Aim:
Look through the data below and return each line where "牵手夕阳" appears.

----

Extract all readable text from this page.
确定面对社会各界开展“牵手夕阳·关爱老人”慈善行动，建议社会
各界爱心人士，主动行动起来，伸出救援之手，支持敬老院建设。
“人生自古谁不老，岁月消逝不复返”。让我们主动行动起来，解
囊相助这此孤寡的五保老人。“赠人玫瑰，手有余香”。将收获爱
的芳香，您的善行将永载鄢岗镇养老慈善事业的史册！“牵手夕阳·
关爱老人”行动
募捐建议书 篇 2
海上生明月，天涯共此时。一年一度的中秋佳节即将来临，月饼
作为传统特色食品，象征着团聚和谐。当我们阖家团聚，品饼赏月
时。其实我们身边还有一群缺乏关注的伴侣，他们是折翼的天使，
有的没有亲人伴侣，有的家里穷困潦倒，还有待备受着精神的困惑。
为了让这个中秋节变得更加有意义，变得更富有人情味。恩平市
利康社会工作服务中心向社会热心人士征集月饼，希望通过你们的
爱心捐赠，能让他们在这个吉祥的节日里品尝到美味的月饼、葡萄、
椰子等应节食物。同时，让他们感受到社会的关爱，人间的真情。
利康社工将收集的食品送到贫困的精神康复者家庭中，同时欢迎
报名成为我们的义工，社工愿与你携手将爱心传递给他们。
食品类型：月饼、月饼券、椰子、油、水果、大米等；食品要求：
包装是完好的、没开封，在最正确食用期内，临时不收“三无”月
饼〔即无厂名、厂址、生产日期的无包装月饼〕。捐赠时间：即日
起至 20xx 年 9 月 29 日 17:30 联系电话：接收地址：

----

Task result:
确定面对社会各界开展“牵手夕阳·关爱老人”慈善行动，建议社会
的芳香，您的善行将永载鄢岗镇养老慈善事业的史册！“牵手夕阳·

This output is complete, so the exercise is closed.